DATA FOR THIS TASK:
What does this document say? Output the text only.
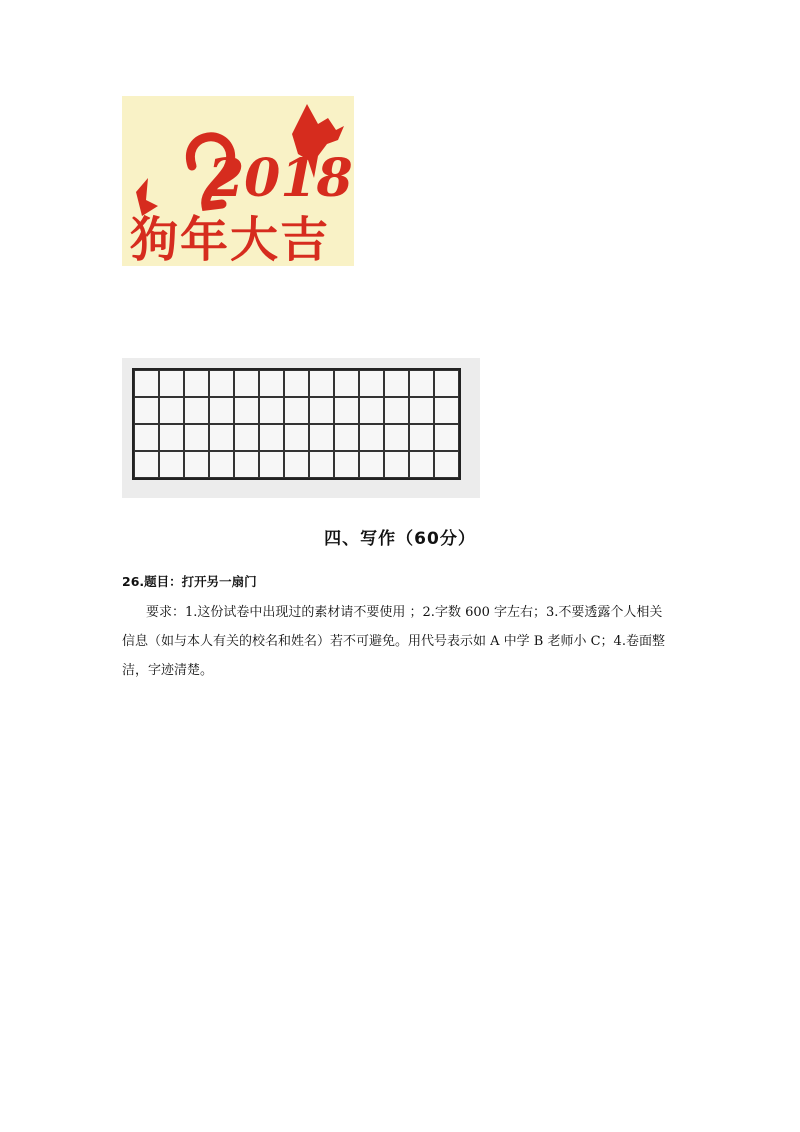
2018
狗年大吉
四、写作（60分）
26.题目：打开另一扇门
要求：1.这份试卷中出现过的素材请不要使用 ；2.字数 600 字左右；3.不要透露个人相关信息（如与本人有关的校名和姓名）若不可避免。用代号表示如 A 中学 B 老师小 C；4.卷面整洁，字迹清楚。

GOAL OF THE EXERCISE:
Transcribe every entry word for word, but skip the pictures.

ANSWER FOR THE TASK:
What does this document say? Output the text only.
2018
狗年大吉
四、写作（60分）
26.题目：打开另一扇门
要求：1.这份试卷中出现过的素材请不要使用 ；2.字数 600 字左右；3.不要透露个人相关信息（如与本人有关的校名和姓名）若不可避免。用代号表示如 A 中学 B 老师小 C；4.卷面整洁，字迹清楚。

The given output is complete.